╭─ SOURCE PASSAGE
For compression to be worthwhile, the amount of time the CPU spends compressing and decompressing has to be significantly lower than the amount of I/O time saved by reducing the payload size. Because network operations are typically slower than disk operations, and because HA clustering requires node replication (which translates to more traffic), compression is useful only in HA environments.

This is not a universal constant. You might be running Mule on machines with slower disks or higher I/O demands in which compression might be worthwhile in any case. Also, tests were performed using 1 MB payloads. If your data stream is larger, compression becomes more worthwhile.

Considerations When Using Serialization

Ensure that you are aware of the following limitations and considerations when using serialization.

Changing Serializers Requires a Clean Slate

Serializers are not interoperable nor interchangeable. That means that if you decide to change the serializer your application uses, ensure that all messages in VM and JMS queues have been consumed and that those queues are empty by the time the new serializer takes over.

The Kryo serializer won’t be able to read datagrams written by the Java serializer, and vice-versa. The same thing applies to persistent object stores; you cannot read with one serializer an entry generated with a different serializer.
╰─
## REQUIRED ACTIONS
a. Answer these questions from the passage on compression and serialization:
(i) What payload size was used in the tests?
(ii) In which environments is compression said to be useful?
(iii) What must happen to the VM and JMS queues before a new serializer takes over?
b. Translate this sentence from the passage on compression and serialization into Spanish: "The Kryo serializer won’t be able to read datagrams written by the Java serializer, and vice-versa."
╭─ INPUT DATA
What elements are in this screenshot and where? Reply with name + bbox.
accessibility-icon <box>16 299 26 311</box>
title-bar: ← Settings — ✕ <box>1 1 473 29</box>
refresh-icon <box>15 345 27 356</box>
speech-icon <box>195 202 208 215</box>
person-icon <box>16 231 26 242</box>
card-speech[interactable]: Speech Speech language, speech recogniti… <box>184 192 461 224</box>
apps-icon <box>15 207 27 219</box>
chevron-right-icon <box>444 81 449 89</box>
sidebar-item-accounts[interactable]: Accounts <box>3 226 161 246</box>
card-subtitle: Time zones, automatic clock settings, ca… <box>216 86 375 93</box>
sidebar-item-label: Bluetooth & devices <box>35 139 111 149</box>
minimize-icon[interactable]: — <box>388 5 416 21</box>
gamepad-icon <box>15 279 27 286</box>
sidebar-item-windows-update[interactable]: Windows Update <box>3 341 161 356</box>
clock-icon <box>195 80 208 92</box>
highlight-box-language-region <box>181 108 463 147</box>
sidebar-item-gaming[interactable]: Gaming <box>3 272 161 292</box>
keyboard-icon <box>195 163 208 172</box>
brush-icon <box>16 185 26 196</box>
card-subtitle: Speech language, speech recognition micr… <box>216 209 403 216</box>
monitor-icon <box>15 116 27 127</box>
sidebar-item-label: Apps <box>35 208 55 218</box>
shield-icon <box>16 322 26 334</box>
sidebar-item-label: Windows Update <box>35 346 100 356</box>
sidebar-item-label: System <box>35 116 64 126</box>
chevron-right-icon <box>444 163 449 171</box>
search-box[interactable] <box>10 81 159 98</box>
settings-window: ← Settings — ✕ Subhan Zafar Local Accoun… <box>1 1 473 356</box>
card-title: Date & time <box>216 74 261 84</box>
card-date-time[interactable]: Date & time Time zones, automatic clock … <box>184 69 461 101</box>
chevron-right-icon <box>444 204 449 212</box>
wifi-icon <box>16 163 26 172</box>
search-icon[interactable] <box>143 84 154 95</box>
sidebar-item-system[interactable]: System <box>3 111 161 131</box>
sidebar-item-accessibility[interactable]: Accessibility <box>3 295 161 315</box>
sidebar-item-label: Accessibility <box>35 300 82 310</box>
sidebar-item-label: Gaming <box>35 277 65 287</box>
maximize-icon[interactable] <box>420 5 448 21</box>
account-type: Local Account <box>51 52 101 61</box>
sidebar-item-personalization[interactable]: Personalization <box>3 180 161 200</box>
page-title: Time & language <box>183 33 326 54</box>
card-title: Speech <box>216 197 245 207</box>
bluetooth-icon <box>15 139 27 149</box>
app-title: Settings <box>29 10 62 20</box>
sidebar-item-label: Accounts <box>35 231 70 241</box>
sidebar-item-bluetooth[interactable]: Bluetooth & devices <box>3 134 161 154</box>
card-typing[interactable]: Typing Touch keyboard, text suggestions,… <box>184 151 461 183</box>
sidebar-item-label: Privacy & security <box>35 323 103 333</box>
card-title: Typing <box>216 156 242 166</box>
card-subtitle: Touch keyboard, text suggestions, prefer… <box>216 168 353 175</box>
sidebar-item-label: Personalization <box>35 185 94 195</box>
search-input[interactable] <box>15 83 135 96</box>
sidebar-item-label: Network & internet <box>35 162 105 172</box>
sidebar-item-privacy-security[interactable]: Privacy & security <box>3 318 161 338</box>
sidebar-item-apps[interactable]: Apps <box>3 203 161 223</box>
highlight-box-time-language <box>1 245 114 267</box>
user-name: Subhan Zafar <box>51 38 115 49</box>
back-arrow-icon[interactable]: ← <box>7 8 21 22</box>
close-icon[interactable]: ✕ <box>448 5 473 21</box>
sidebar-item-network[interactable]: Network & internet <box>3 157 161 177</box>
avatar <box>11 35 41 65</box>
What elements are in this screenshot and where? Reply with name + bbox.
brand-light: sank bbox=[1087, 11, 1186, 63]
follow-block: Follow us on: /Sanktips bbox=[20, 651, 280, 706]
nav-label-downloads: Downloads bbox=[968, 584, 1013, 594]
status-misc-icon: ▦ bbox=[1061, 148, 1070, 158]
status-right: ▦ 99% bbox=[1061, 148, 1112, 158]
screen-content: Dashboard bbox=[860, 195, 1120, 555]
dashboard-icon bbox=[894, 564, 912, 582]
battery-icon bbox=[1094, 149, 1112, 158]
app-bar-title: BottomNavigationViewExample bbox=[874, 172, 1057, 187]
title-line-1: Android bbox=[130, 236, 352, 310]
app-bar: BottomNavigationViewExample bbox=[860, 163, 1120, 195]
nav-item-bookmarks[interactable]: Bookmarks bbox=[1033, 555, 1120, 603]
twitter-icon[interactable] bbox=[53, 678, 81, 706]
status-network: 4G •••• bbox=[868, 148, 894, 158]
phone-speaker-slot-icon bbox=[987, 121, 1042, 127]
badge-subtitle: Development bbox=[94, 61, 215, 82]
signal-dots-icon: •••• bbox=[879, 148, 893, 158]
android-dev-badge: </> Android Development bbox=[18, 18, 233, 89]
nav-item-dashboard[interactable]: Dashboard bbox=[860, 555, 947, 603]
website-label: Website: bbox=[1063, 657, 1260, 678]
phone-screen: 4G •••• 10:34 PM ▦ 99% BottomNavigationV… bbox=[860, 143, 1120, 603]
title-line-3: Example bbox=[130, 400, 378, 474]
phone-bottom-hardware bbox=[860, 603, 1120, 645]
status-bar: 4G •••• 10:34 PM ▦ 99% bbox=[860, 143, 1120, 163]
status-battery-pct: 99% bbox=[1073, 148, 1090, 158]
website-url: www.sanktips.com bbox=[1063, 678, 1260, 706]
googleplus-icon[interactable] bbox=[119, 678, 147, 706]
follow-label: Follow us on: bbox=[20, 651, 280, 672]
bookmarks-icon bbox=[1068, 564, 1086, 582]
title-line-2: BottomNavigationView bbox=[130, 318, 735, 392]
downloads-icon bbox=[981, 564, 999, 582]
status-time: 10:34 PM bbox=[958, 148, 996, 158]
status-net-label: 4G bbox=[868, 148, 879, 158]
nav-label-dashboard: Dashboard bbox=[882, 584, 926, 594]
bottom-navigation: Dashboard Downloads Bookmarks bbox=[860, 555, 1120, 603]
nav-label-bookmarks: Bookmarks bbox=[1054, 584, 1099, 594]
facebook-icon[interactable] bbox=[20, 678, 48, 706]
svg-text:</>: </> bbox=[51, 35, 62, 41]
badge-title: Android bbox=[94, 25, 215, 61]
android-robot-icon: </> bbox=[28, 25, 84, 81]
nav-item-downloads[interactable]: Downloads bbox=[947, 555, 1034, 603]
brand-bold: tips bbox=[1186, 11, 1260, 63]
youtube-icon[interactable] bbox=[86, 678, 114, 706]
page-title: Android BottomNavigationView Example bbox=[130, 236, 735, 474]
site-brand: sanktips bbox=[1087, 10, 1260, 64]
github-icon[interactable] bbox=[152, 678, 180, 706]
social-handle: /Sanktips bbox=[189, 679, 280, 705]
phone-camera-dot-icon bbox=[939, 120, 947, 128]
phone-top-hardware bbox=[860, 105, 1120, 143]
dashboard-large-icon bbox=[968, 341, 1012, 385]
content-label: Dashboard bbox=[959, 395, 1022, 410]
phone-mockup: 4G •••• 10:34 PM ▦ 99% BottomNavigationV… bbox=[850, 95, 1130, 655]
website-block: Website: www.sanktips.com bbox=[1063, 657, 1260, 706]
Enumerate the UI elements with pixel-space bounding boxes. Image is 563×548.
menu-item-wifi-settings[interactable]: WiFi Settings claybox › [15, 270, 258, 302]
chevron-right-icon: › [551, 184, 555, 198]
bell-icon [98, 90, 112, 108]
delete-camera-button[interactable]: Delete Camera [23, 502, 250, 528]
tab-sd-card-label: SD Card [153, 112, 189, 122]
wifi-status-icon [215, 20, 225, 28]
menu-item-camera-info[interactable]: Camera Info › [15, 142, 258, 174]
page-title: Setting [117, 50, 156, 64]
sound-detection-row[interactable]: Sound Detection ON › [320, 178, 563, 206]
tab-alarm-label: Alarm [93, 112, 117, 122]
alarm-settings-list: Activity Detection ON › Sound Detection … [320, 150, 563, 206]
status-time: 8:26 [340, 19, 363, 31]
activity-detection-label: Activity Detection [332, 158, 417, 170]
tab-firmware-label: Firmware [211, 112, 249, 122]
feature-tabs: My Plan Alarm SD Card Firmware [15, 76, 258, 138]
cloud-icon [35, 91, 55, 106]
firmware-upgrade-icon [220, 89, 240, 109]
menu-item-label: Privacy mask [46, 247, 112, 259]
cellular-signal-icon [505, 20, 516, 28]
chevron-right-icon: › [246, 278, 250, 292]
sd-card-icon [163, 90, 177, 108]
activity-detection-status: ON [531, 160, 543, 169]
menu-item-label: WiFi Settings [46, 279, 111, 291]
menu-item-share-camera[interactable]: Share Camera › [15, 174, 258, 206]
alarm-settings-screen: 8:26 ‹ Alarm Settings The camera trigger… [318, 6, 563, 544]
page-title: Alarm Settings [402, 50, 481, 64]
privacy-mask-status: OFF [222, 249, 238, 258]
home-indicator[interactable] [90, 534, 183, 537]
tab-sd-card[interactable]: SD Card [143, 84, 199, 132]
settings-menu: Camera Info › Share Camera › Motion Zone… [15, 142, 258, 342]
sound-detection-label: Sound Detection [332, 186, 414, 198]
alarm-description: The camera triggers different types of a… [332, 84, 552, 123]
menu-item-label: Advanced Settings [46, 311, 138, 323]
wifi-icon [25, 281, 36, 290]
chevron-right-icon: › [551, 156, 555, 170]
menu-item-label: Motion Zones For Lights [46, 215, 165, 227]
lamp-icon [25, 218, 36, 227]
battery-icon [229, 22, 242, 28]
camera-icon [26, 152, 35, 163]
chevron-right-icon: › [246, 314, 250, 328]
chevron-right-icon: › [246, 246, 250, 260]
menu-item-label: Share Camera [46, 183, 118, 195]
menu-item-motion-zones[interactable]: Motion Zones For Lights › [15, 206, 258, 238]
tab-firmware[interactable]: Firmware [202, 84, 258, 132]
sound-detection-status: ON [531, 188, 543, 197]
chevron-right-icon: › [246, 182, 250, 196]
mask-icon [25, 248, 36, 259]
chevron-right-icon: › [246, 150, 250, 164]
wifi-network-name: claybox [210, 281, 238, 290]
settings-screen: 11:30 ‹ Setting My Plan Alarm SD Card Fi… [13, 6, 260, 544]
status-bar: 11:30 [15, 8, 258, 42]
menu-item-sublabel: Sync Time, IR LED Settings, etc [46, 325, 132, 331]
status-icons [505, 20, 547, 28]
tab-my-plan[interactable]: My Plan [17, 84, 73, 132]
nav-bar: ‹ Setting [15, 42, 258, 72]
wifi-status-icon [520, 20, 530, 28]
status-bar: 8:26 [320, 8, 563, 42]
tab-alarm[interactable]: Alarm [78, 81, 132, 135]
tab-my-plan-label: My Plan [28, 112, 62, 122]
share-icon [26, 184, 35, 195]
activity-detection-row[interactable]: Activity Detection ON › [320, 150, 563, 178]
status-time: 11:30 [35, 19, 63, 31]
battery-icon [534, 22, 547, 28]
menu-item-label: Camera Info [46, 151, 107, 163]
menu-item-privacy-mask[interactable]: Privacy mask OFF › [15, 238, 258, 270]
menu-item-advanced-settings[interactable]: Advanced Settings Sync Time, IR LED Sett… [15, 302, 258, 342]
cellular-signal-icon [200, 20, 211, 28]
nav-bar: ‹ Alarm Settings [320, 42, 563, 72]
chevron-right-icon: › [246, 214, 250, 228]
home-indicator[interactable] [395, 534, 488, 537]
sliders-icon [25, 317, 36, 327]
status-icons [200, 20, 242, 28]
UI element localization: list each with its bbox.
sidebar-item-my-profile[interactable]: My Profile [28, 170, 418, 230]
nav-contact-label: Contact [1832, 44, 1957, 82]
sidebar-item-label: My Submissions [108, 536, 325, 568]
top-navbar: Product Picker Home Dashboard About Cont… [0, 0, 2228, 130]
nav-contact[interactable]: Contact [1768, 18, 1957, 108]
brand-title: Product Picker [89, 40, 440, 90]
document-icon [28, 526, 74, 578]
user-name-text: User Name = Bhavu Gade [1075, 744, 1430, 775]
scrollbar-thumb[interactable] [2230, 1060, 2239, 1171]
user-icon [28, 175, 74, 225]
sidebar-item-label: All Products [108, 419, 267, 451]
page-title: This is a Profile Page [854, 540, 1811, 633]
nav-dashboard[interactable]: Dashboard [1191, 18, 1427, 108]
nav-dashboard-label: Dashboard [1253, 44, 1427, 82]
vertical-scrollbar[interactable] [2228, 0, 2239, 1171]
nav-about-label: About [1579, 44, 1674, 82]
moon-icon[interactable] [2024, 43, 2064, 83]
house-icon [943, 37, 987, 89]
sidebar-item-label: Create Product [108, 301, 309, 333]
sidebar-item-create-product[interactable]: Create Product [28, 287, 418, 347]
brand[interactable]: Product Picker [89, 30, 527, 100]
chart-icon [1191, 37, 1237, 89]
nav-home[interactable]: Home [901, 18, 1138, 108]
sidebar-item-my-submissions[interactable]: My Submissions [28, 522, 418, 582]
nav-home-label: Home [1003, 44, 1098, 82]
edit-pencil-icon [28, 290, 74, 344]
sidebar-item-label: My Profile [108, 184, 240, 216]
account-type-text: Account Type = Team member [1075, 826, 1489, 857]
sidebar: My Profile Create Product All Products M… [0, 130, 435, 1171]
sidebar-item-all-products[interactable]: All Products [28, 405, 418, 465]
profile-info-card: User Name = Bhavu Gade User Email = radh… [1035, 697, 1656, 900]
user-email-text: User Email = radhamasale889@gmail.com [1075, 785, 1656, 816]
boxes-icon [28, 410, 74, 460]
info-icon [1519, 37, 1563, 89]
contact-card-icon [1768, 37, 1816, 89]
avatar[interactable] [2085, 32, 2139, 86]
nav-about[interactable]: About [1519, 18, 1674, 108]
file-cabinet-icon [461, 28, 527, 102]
╰─
## ANSWERS FOR THE EXERCISE
a.
(i) 1 MB payloads.
(ii) HA environments.
(iii) All messages in them must be consumed, and the queues must be empty.

b. El serializador Kryo no podrá leer los datagramas escritos por el serializador Java, y viceversa.